Passage =
========================================
Explore the ancient & rugged cliffs of the Great Ocean Road's most popular national park

Port Campbell National Park is about a 30km stretch along the coast of the Great Ocean Road where every part of it will take the breath out of your lungs as you witness what the monstrous Southern Ocean has created over the last 20 million years.

The national park is part of the Shipwreck Coast and this section of it is mostly made up of huge cliffs that get pounded against by the ocean, eroding the stone to create huge, rugged formations. Anywhere that you can get out of the car or tour bus will provide a view of some of the most wild coastline in the country showcasing incredible natural Limestone formation and the sight of dozens of ship wrecks during the Australian Gold Rush that began in the 1850’s.

It’s best to spend a few a days here and see as much as you can of this unique coastline. There are loads of accommodation options within the national park. Each day, drive to one or many of the attractions and then explore by foot. However, if you are just passing through and your time is limited, then make sure you stop in at the 12 Apostles and Loch Ard Gorge, which are both just a few kilometers apart and the main attractions of the area.

12 Apostles

21 Apostles

Loch Ard Gorge

Loch Ard Gorge from Shipwreck Walk

The Port Campbell National Park is a coastal reserve on the mid south-west Victorian coastline, as far as your Great Ocean Road trip is concerned, you’ll enter the area as you come out of the Great Otway National Park forest and return to the coast..

The park stretches along the coastline for about 30kms. It begins to the west of the Gellibrand River Mouth in Princetown and continues west to Curdies Inlet which is another, larger river mouth running from the Curdies River in Peterborough, just short of the Bay of Islands.

Curdies Inlet, Peterborough (Western Tip)

Gellibrand River Mouth, Princetown (Eastern Tip)

Guide to exploring Port Campbell National Park's best from east to west

As you head along the Great Ocean Road from east to west, once you’re out of the forest and just before you get back to the coast, you’ll cross the Gellibrand River that surrounds a small hill with Princetown sitting on top of it. You’ll now be in the Port Campbell National Park.
========================================
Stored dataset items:
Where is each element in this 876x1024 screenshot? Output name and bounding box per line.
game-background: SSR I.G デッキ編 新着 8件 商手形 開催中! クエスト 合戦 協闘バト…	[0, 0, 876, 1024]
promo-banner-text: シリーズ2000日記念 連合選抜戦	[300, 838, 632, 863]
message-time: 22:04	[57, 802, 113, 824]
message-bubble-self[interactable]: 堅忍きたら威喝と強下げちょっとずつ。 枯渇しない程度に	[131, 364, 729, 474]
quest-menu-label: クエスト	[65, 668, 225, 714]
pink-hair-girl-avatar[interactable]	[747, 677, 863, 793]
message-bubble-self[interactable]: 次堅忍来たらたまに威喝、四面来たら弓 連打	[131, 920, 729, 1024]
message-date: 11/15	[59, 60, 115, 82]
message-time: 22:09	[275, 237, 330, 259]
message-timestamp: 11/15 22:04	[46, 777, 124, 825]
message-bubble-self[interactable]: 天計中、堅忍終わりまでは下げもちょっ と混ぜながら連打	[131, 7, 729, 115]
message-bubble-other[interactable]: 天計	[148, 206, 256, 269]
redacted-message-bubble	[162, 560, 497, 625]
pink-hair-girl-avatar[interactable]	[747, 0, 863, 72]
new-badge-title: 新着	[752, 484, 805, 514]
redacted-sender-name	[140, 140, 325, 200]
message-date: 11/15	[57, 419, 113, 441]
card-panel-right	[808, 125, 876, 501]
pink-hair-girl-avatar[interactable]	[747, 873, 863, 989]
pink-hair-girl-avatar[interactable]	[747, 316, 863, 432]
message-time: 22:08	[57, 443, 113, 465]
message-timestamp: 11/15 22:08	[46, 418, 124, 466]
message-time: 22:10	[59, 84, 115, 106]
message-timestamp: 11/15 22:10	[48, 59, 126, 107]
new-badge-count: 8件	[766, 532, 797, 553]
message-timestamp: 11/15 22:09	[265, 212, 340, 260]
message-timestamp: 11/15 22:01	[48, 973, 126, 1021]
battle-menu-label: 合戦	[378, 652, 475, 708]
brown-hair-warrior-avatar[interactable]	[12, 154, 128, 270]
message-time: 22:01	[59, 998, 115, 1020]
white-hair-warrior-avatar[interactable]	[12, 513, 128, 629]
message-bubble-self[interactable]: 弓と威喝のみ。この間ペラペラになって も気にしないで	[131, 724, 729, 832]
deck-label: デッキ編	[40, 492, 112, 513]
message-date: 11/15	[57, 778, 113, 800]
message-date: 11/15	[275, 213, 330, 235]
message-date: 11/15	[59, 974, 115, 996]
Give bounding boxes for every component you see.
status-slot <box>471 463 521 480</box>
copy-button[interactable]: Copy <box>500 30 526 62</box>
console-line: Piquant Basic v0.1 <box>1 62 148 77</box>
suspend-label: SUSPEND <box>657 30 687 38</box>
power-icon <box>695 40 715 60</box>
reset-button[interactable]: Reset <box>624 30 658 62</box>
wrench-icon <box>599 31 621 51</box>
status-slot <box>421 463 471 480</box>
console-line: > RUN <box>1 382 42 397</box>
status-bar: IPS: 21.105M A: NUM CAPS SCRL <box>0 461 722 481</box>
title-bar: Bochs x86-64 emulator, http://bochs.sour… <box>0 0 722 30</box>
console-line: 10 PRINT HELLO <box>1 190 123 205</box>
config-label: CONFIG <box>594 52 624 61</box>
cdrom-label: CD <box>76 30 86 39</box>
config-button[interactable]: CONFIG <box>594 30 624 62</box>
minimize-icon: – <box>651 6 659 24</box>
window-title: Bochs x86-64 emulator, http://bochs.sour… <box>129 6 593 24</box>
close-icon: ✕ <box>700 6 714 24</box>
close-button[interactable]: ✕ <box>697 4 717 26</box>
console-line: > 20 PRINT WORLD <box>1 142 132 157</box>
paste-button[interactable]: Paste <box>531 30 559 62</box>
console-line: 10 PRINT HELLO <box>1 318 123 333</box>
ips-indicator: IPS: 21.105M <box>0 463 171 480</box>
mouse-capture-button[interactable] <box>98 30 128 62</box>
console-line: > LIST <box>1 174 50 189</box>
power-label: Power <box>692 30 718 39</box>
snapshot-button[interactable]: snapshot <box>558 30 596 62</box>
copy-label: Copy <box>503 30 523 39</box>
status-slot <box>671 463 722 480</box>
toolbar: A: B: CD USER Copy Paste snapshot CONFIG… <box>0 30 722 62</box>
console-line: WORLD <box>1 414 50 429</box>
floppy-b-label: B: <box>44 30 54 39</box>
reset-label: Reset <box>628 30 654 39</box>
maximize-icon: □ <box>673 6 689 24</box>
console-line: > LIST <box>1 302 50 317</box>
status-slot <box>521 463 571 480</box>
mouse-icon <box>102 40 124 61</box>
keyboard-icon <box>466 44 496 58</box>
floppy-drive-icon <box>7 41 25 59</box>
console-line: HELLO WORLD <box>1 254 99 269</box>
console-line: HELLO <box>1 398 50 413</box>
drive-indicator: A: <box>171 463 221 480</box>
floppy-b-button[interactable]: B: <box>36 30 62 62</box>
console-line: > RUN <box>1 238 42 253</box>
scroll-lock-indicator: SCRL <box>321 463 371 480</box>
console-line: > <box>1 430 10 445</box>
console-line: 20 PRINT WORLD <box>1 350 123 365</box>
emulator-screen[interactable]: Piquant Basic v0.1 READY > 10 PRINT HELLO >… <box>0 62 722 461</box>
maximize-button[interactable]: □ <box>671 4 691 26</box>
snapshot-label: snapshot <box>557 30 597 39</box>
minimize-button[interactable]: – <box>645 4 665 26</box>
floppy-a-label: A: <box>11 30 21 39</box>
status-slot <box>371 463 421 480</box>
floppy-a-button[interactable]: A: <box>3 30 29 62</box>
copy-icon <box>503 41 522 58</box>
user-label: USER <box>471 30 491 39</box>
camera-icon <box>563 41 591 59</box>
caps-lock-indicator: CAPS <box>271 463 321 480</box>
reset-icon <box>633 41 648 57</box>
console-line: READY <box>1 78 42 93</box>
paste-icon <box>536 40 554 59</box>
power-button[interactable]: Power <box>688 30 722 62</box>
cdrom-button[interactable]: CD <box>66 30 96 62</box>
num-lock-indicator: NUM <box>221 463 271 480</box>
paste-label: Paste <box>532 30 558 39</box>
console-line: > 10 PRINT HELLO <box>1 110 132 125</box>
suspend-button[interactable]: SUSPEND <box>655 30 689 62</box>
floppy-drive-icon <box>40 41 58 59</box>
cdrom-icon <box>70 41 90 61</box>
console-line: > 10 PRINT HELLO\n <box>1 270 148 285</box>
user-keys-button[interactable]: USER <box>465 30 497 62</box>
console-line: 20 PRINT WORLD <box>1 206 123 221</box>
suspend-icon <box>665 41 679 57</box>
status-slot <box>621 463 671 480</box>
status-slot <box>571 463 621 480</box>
========================================
Directions =
1) Output the listing from its first line through the line containing "802, 113, 824]" as a numbered list, leaving out blank lines.
2) Write what comes next in the Port Campbell National Park guide, starting after its last sentence.

Set of answers =
1)
1. Where is each element in this 876x1024 screenshot? Output name and bounding box per line.
2. game-background: SSR I.G デッキ編 新着 8件 商手形 開催中! クエスト 合戦 協闘バト…	[0, 0, 876, 1024]
3. promo-banner-text: シリーズ2000日記念 連合選抜戦	[300, 838, 632, 863]
4. message-time: 22:04	[57, 802, 113, 824]

2)
Princetown isn’t much of a town, but a beautiful place to stop-in and have a picnic or to set up your tent and camp for the night. The town centre is on top of a small hill, but the general store closed down, so it’s really just the 12 Apostles Inn, the Apostles Camping Park & Cabins across the road from and a lookout (the Inn has some general goods for sale, although a small supermarket is only 15 minutes to the west in Port Campbell).

It’s nice to pull into Princetown and take a look at the wetlands from on top of the small hill, then if you’re not staying the night, head down to the Princetown Recreation Reserve to try and spot some Kangaroos!

To get down to the reserve, you’ll need to drive another few hundred metres along the Great Ocean Road and take the first left, which is a dirt track.

Just a short drive down the road, you’ll come across the Gellibrand River. This is a nice place for lunch and a safe spot to launch a kayak into the slow moving and calm river.

You can drive over the river via the small bridge and you’ll come to the Princetown Recreation Reserve. There’s a good chance of spotting Kangaroos here, anytime, but the best time to go looking for them is in the morning or early evening. The reserve is also now a budget camp ground where you’ll hear the ocean crashing at night and possibly wake up to dozens of Kangaroos.

Princetown in Port Campbell National Park
Wetlands in Port Campbell National Park

If you are spending the night and have plenty of time, there’s a walking trail from Princetown to the 12 Apostles that will get you there with-in a couple of hours, unless you spend some extra time exploring other places along the way.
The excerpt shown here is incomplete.